» WHAT THIS TASK INVOLVES
Any picture among the records should be left out, please; retype the rest exactly.

** START OF DATA LISTING **

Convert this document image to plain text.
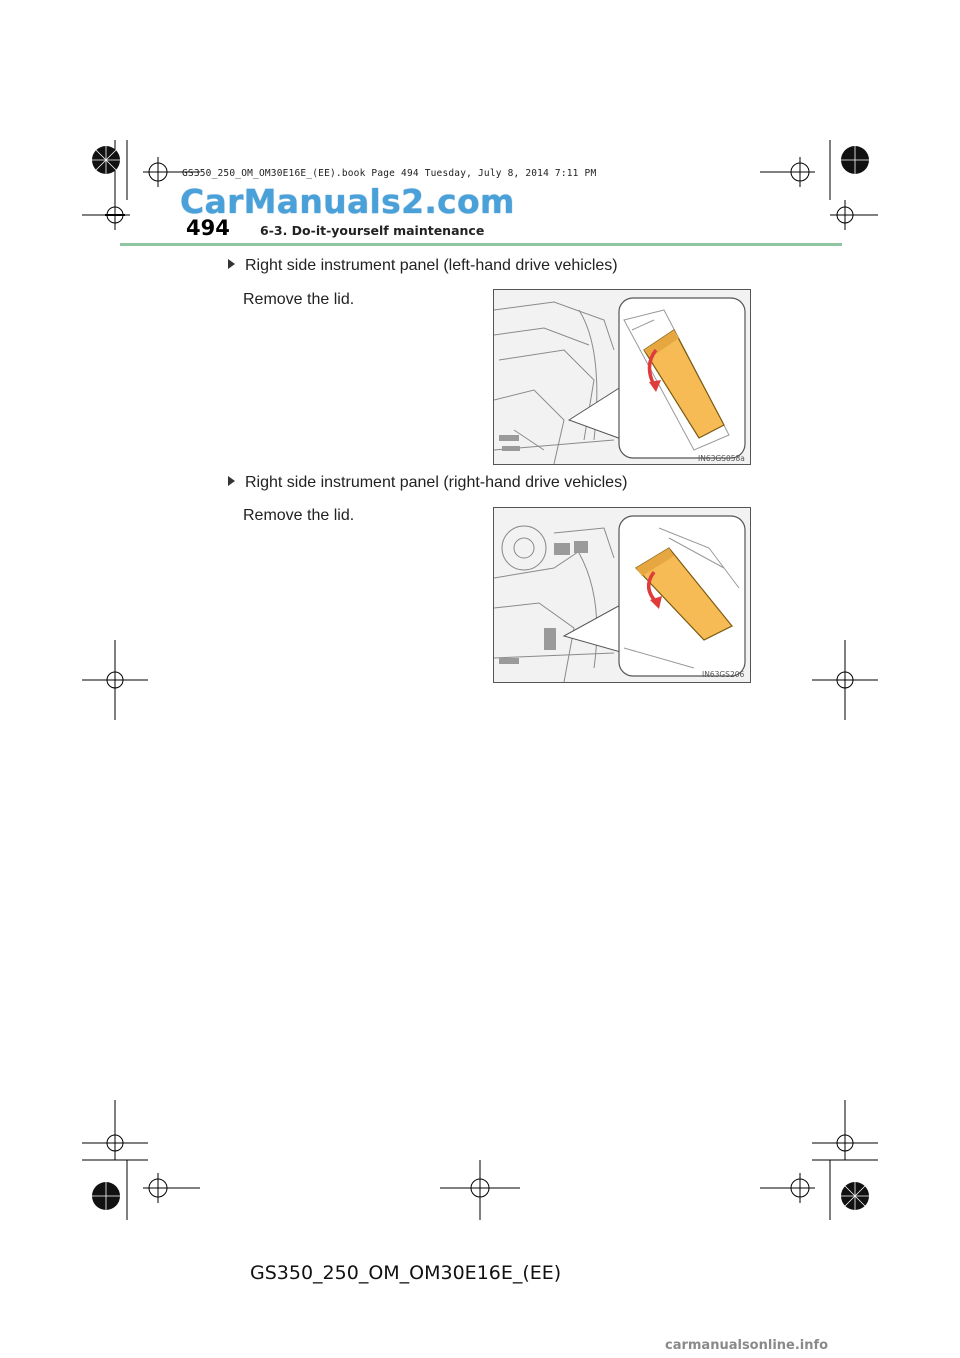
GS350_250_OM_OM30E16E_(EE).book Page 494 Tuesday, July 8, 2014 7:11 PM
CarManuals2.com
494 6-3. Do-it-yourself maintenance
Right side instrument panel (left-hand drive vehicles)
Remove the lid.
IN63GS058a
Right side instrument panel (right-hand drive vehicles)
Remove the lid.
IN63GS206
GS350_250_OM_OM30E16E_(EE)
carmanualsonline.info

** END OF DATA LISTING **

» CORRECT ANSWER
Convert this document image to plain text.
GS350_250_OM_OM30E16E_(EE).book Page 494 Tuesday, July 8, 2014 7:11 PM
CarManuals2.com
494 6-3. Do-it-yourself maintenance
Right side instrument panel (left-hand drive vehicles)
Remove the lid.
IN63GS058a
Right side instrument panel (right-hand drive vehicles)
Remove the lid.
IN63GS206
GS350_250_OM_OM30E16E_(EE)
carmanualsonline.info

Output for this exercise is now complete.